- _JOB_:
Take from the listing each line that has the string "structured".

- _DATASET ROWS_:
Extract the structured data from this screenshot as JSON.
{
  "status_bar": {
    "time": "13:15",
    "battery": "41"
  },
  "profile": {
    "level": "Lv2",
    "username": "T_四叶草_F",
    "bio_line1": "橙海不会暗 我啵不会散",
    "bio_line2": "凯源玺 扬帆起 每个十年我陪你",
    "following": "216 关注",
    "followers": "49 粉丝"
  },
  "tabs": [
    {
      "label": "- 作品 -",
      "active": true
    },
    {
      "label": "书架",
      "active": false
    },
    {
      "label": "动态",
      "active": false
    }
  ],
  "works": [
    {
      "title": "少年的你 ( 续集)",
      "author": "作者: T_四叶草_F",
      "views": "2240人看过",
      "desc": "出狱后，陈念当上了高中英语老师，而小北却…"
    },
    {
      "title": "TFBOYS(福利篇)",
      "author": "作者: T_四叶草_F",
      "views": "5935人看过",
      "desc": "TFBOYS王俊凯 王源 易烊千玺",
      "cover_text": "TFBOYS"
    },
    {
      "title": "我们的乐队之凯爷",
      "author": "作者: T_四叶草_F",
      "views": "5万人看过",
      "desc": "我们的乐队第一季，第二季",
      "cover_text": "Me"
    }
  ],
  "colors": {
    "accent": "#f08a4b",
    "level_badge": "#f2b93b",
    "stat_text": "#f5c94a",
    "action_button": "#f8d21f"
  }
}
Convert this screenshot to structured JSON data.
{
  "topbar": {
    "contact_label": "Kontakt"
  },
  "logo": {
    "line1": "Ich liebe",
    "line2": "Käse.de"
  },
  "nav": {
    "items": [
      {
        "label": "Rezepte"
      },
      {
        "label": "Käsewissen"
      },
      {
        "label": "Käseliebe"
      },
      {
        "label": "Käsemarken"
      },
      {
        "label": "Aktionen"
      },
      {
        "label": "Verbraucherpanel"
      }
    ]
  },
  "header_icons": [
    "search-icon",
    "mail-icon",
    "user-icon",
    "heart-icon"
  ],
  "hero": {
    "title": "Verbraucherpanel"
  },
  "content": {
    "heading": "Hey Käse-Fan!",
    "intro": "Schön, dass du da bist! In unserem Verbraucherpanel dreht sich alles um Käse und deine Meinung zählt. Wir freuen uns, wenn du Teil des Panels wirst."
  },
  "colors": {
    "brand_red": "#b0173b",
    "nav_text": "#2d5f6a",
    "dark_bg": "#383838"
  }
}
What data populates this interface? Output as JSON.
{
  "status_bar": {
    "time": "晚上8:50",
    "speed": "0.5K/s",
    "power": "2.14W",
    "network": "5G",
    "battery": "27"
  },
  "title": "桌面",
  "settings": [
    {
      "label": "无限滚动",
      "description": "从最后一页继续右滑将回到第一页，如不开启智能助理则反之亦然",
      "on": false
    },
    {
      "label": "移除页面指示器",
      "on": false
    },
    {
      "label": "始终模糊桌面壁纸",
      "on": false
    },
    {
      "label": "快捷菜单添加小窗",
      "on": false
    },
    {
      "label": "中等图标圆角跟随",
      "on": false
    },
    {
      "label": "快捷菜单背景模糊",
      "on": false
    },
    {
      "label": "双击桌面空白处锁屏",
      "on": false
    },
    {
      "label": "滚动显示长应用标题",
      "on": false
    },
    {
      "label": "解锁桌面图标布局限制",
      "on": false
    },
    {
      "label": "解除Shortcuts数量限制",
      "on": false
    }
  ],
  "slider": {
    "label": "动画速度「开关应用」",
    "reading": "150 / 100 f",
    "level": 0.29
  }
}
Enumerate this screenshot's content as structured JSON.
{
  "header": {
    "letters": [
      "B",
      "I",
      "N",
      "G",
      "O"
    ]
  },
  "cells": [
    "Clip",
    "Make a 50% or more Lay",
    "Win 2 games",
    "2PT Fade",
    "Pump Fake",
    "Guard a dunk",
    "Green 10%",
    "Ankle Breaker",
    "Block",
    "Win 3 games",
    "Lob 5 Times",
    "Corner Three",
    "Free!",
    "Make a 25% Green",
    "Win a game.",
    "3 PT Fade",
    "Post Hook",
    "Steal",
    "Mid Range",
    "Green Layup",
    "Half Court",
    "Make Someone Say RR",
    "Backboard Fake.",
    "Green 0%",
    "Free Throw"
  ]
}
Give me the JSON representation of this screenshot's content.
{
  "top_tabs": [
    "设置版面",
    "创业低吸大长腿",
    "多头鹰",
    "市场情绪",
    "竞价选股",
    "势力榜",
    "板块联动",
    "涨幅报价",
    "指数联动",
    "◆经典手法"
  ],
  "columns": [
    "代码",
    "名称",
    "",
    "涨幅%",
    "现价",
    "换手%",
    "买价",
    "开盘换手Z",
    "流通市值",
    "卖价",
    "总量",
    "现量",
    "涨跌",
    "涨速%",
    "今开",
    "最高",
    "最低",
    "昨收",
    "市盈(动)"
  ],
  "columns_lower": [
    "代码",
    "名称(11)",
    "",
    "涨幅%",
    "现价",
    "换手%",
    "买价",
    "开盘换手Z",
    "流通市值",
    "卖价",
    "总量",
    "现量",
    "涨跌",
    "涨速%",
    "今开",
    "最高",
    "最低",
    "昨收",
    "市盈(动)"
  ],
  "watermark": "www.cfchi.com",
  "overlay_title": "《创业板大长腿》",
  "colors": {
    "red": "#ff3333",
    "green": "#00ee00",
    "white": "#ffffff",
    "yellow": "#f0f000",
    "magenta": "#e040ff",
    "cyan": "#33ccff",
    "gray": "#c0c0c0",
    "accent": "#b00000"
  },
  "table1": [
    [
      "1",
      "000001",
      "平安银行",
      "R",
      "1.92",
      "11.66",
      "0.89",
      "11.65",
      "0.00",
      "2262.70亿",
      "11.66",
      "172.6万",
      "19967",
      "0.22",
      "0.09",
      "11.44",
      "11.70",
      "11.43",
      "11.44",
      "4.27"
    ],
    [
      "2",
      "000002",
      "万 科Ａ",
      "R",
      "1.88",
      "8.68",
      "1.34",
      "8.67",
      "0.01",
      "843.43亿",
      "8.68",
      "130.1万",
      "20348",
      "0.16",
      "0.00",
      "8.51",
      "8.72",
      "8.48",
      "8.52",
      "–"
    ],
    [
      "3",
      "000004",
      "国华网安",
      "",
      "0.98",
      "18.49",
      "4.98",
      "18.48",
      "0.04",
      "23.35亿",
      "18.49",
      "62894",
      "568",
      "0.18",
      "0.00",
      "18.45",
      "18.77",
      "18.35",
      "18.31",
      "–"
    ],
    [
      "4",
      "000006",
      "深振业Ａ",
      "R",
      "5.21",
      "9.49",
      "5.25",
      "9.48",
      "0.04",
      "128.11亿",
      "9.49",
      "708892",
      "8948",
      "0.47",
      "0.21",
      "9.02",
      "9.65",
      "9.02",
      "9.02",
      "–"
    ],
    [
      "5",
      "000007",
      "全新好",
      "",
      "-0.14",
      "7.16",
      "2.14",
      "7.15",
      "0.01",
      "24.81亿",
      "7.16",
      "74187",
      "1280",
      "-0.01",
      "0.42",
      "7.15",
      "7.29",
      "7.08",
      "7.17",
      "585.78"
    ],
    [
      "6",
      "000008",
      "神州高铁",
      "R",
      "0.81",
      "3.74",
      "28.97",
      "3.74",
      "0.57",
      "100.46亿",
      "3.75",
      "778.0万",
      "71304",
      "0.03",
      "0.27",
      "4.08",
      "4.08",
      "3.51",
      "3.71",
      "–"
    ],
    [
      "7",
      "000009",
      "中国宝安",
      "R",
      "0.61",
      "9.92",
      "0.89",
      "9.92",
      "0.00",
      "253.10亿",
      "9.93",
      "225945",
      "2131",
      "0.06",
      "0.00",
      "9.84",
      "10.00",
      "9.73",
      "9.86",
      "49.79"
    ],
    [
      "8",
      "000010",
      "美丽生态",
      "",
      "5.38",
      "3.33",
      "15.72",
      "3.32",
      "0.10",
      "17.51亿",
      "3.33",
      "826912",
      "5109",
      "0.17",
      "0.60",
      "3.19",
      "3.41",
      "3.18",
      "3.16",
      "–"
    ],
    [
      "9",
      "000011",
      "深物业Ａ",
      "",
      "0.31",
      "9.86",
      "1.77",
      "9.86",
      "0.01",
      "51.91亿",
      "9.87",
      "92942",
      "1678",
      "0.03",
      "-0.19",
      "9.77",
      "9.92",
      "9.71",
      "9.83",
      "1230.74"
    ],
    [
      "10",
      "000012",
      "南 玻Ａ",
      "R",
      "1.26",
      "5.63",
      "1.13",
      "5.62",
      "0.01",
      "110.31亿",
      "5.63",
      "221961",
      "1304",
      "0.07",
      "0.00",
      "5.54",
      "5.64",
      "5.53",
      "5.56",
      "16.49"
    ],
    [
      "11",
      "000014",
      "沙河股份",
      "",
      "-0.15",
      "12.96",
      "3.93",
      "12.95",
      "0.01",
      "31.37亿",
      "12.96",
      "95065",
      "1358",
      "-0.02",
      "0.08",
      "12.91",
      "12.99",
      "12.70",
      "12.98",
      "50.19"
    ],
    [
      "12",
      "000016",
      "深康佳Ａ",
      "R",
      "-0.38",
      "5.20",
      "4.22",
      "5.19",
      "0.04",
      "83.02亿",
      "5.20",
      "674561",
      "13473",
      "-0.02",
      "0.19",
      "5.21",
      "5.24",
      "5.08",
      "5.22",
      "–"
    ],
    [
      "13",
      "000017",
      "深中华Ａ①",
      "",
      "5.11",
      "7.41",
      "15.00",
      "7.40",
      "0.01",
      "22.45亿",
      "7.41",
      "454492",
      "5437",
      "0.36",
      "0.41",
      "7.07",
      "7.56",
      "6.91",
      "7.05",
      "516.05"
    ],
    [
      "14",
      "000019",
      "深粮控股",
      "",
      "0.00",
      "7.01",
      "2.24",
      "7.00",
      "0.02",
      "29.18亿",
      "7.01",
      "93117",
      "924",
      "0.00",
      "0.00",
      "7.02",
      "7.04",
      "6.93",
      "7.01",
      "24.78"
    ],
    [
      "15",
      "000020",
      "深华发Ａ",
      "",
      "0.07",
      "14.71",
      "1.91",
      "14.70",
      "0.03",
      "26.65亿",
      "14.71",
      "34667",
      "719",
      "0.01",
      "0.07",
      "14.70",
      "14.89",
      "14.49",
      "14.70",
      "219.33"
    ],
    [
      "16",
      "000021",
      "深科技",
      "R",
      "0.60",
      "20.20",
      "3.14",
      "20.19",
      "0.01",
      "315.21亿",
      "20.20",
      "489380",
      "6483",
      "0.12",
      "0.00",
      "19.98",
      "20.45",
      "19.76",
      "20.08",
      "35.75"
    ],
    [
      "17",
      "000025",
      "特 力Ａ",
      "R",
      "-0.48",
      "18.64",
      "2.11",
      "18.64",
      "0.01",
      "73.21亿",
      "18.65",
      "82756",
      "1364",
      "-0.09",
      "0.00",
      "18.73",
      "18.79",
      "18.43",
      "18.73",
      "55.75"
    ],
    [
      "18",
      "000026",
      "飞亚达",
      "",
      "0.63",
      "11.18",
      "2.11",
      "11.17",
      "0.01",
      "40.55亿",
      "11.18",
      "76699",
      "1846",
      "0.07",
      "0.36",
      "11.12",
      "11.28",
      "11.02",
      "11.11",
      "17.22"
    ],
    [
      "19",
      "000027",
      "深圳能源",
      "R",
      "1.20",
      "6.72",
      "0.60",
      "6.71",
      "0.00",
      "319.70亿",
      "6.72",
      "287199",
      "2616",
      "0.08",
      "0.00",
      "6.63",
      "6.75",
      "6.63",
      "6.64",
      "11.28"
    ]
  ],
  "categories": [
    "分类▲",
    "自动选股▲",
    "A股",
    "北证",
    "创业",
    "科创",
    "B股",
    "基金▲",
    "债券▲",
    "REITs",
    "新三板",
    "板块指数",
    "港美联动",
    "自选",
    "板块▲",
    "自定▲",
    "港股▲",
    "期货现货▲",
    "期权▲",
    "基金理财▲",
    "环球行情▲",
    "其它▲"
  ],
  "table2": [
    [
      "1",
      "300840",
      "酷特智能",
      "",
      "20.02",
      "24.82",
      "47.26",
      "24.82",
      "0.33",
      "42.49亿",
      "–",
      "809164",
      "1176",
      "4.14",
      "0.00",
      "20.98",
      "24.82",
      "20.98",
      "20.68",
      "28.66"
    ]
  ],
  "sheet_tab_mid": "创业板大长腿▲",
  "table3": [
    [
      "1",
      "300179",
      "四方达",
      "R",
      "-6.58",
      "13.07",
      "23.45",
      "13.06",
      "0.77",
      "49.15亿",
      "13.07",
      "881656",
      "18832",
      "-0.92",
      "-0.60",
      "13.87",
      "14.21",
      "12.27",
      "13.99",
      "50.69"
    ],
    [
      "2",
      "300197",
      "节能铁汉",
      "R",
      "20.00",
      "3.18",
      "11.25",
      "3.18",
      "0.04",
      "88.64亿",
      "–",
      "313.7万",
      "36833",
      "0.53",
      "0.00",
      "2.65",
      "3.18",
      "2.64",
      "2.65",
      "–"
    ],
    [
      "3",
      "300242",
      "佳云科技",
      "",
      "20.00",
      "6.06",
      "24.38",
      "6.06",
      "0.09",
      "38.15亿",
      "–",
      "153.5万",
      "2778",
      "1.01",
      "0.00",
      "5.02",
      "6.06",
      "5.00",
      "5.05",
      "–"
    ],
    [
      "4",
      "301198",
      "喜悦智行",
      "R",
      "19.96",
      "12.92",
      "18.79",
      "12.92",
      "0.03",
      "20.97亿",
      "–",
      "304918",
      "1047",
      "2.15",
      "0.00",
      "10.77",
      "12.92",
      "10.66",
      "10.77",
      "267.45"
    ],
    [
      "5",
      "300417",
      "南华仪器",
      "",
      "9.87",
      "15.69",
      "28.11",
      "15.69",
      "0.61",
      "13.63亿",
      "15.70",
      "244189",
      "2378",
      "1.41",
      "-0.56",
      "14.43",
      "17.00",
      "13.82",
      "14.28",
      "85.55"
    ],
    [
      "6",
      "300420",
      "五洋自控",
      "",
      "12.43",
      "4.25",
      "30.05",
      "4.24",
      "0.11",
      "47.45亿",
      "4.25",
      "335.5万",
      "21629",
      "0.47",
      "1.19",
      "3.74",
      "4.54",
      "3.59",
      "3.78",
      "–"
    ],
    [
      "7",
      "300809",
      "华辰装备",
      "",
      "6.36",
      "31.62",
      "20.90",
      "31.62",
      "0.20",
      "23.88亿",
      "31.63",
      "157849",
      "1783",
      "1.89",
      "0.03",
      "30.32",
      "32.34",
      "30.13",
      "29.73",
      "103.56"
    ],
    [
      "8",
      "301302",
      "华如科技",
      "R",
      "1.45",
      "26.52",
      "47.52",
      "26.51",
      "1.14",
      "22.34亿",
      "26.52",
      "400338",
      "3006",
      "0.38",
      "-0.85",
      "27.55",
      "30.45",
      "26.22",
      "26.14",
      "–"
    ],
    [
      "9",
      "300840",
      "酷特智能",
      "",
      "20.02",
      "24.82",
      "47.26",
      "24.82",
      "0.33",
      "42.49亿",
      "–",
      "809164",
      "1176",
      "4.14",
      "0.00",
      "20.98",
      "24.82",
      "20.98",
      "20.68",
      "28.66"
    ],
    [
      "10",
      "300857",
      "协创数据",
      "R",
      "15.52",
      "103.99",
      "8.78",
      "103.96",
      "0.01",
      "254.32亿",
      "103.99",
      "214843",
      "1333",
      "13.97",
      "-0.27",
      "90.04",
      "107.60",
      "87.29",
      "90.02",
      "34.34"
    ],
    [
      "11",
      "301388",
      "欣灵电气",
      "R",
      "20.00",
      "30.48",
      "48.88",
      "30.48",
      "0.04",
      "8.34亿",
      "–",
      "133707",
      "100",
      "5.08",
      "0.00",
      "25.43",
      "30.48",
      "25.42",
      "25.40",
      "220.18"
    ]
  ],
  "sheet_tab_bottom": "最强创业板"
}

- _RESPONSE BELOW_:
Extract the structured data from this screenshot as JSON.
Convert this screenshot to structured JSON data.
Enumerate this screenshot's content as structured JSON.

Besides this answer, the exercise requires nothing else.